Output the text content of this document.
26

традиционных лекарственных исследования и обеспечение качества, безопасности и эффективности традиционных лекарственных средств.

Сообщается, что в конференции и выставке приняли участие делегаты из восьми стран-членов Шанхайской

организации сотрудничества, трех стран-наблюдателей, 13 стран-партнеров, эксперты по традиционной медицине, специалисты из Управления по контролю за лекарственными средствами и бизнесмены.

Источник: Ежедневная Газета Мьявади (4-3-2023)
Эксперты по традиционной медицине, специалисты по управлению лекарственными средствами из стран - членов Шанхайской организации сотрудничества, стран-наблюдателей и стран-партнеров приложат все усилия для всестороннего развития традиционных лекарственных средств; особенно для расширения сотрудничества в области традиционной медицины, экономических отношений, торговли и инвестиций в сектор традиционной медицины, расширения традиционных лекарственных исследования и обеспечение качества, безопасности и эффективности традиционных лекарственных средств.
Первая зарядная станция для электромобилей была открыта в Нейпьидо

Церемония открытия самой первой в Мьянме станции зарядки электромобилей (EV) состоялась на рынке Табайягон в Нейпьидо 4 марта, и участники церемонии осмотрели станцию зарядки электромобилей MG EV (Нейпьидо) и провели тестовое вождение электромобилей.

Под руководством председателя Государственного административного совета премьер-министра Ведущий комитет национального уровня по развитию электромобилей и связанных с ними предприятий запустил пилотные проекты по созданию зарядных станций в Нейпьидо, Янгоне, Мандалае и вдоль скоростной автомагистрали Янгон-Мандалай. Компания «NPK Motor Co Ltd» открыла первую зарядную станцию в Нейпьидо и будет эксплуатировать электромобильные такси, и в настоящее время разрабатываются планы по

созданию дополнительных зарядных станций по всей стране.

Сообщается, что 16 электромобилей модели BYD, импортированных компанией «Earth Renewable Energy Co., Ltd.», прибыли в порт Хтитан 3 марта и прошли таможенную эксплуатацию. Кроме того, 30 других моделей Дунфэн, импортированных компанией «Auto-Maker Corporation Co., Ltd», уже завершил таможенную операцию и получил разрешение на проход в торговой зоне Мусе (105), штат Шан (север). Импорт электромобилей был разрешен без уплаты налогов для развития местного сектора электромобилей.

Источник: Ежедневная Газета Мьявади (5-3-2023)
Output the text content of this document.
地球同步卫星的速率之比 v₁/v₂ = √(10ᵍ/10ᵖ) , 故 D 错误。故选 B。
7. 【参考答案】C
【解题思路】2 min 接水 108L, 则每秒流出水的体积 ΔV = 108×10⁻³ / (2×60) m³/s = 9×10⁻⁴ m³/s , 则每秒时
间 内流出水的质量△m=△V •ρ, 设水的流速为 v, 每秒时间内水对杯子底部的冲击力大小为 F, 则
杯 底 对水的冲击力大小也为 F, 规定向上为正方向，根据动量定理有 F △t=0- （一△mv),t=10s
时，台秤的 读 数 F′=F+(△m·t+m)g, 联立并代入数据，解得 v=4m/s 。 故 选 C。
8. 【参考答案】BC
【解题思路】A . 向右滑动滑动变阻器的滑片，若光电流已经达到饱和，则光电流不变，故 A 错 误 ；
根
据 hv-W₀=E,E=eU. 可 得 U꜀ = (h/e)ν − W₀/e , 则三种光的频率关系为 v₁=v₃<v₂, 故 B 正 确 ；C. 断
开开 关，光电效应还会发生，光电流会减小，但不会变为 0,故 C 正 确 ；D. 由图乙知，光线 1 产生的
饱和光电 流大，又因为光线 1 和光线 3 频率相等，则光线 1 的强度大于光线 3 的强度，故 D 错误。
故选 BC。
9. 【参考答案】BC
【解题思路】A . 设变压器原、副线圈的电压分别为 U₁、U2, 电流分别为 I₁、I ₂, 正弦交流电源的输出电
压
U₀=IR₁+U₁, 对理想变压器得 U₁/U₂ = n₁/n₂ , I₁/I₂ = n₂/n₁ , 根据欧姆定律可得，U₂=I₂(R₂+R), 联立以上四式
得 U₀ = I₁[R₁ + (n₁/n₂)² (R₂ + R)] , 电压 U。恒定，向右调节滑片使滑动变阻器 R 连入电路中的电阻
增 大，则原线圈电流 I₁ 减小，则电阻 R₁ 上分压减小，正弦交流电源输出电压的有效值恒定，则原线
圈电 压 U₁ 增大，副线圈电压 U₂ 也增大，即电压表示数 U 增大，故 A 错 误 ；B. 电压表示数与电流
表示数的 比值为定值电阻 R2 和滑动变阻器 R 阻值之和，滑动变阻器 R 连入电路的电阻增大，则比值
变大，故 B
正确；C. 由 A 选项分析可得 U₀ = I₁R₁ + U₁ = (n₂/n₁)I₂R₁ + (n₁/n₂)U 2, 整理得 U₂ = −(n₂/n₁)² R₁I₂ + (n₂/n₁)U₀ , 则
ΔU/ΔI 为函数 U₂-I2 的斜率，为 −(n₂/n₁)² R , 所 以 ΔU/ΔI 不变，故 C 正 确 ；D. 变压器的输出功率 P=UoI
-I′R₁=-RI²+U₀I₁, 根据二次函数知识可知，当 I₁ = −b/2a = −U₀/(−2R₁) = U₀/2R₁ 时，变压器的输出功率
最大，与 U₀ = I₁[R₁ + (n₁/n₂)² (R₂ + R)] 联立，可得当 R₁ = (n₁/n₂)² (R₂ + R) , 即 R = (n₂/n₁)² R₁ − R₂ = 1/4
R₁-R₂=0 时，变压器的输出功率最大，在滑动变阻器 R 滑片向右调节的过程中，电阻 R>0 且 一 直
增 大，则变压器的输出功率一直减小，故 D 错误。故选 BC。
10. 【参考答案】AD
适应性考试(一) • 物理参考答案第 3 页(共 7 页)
************
## REQUEST
Isolate the lines above that contain the word "Мьявади" and copy them.

## THE RESPONSE
Источник: Ежедневная Газета Мьявади (4-3-2023)
Источник: Ежедневная Газета Мьявади (5-3-2023)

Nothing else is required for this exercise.